(RECORDS FOR PROCESSING begins)
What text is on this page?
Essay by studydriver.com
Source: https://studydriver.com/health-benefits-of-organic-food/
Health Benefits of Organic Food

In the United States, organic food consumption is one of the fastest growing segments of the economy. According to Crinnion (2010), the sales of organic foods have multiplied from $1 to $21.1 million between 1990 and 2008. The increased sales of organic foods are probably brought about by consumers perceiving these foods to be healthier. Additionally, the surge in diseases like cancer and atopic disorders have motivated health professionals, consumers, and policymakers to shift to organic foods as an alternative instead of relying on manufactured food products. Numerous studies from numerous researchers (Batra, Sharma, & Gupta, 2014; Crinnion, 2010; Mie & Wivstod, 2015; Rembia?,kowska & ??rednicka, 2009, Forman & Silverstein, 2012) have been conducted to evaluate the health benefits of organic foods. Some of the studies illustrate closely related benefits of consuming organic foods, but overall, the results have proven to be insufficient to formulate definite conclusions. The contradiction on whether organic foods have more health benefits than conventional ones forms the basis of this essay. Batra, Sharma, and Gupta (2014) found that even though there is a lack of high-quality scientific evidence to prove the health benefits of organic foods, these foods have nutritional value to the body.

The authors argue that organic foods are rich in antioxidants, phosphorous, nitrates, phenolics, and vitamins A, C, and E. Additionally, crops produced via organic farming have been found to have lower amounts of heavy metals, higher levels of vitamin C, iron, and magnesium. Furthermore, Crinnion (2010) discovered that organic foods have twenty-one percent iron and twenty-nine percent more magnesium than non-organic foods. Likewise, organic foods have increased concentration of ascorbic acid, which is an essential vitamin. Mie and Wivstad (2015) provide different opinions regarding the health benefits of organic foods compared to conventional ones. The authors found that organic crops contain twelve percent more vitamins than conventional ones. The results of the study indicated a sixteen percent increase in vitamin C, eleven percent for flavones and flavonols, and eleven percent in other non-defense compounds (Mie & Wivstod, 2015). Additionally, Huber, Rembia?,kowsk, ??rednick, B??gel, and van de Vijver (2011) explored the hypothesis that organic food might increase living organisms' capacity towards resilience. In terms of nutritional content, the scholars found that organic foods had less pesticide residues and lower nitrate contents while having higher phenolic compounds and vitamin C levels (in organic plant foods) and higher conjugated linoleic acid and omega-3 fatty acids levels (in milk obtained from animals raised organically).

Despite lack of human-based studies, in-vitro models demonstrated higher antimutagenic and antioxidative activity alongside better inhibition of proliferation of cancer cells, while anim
(RECORDS FOR PROCESSING ends)
WORK ITEM | The string to find is "studydriver"; copy every line of the listing that has it.

TASK RESPONSE |
Essay by studydriver.com
Source: https://studydriver.com/health-benefits-of-organic-food/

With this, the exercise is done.